### TASK REQUIREMENTS
Please output the records below in full, exactly as given, but without the images.

┌──

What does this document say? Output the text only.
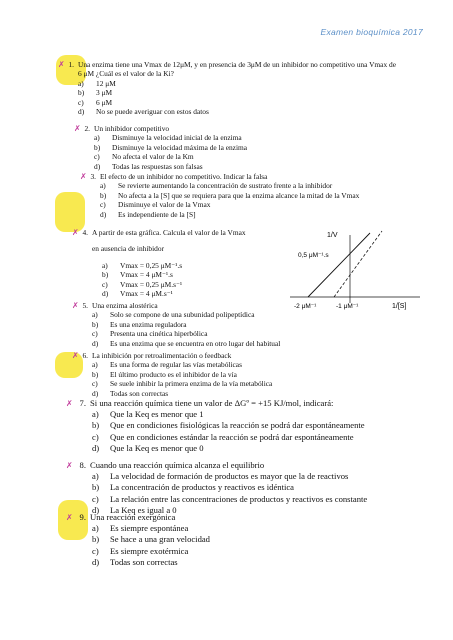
Examen bioquímica 2017
1. Una enzima tiene una Vmax de 12μM, y en presencia de 3μM de un inhibidor no competitivo una Vmax de 6 μM ¿Cuál es el valor de la Ki?
a)	12 μM
b)
✗
3 μM
c)	6 μM
d)	No se puede averiguar con estos datos
2. Un inhibidor competitivo
a)
✗
Disminuye la velocidad inicial de la enzima
b)	Disminuye la velocidad máxima de la enzima
c)	No afecta el valor de la Km
d)	Todas las respuestas son falsas
3. El efecto de un inhibidor no competitivo. Indicar la falsa
a)	Se revierte aumentando la concentración de sustrato frente a la inhibidor
b)	No afecta a la [S] que se requiera para que la enzima alcance la mitad de la Vmax
c)
✗
Disminuye el valor de la Vmax
d)	Es independiente de la [S]
4. A partir de esta gráfica. Calcula el valor de la Vmax
en ausencia de inhibidor
a)	Vmax = 0,25 μM⁻¹.s
b)	Vmax = 4 μM⁻¹.s
c)	Vmax = 0,25 μM.s⁻¹
d)
✗
Vmax = 4 μM.s⁻¹
1/V
0,5 μM⁻¹.s
1/[S]
-2 μM⁻¹	-1 μM⁻¹
5. Una enzima alostérica
a)	Solo se compone de una subunidad polipeptídica
b)
✗
Es una enzima reguladora
c)	Presenta una cinética hiperbólica
d)	Es una enzima que se encuentra en otro lugar del habitual
6. La inhibición por retroalimentación o feedback
a)	Es una forma de regular las vías metabólicas
b)	El último producto es el inhibidor de la vía
c)	Se suele inhibir la primera enzima de la vía metabólica
d)
✗
Todas son correctas
7. Si una reacción química tiene un valor de ΔGº = +15 KJ/mol, indicará:
a)
✗
Que la Keq es menor que 1
b)	Que en condiciones fisiológicas la reacción se podrá dar espontáneamente
c)	Que en condiciones estándar la reacción se podrá dar espontáneamente
d)	Que la Keq es menor que 0
8. Cuando una reacción química alcanza el equilibrio
a)	La velocidad de formación de productos es mayor que la de reactivos
b)	La concentración de productos y reactivos es idéntica
c)
✗
La relación entre las concentraciones de productos y reactivos es constante
d)	La Keq es igual a 0
9. Una reacción exergónica
a)
✗
Es siempre espontánea
b)	Se hace a una gran velocidad
c)	Es siempre exotérmica
d)	Todas son correctas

└──

### RESPONSE FOR THIS EXERCISE
What does this document say? Output the text only.
Examen bioquímica 2017
1. Una enzima tiene una Vmax de 12μM, y en presencia de 3μM de un inhibidor no competitivo una Vmax de 6 μM ¿Cuál es el valor de la Ki?
a)	12 μM
b)
✗
3 μM
c)	6 μM
d)	No se puede averiguar con estos datos
2. Un inhibidor competitivo
a)
✗
Disminuye la velocidad inicial de la enzima
b)	Disminuye la velocidad máxima de la enzima
c)	No afecta el valor de la Km
d)	Todas las respuestas son falsas
3. El efecto de un inhibidor no competitivo. Indicar la falsa
a)	Se revierte aumentando la concentración de sustrato frente a la inhibidor
b)	No afecta a la [S] que se requiera para que la enzima alcance la mitad de la Vmax
c)
✗
Disminuye el valor de la Vmax
d)	Es independiente de la [S]
4. A partir de esta gráfica. Calcula el valor de la Vmax
en ausencia de inhibidor
a)	Vmax = 0,25 μM⁻¹.s
b)	Vmax = 4 μM⁻¹.s
c)	Vmax = 0,25 μM.s⁻¹
d)
✗
Vmax = 4 μM.s⁻¹
1/V
0,5 μM⁻¹.s
1/[S]
-2 μM⁻¹	-1 μM⁻¹
5. Una enzima alostérica
a)	Solo se compone de una subunidad polipeptídica
b)
✗
Es una enzima reguladora
c)	Presenta una cinética hiperbólica
d)	Es una enzima que se encuentra en otro lugar del habitual
6. La inhibición por retroalimentación o feedback
a)	Es una forma de regular las vías metabólicas
b)	El último producto es el inhibidor de la vía
c)	Se suele inhibir la primera enzima de la vía metabólica
d)
✗
Todas son correctas
7. Si una reacción química tiene un valor de ΔGº = +15 KJ/mol, indicará:
a)
✗
Que la Keq es menor que 1
b)	Que en condiciones fisiológicas la reacción se podrá dar espontáneamente
c)	Que en condiciones estándar la reacción se podrá dar espontáneamente
d)	Que la Keq es menor que 0
8. Cuando una reacción química alcanza el equilibrio
a)	La velocidad de formación de productos es mayor que la de reactivos
b)	La concentración de productos y reactivos es idéntica
c)
✗
La relación entre las concentraciones de productos y reactivos es constante
d)	La Keq es igual a 0
9. Una reacción exergónica
a)
✗
Es siempre espontánea
b)	Se hace a una gran velocidad
c)	Es siempre exotérmica
d)	Todas son correctas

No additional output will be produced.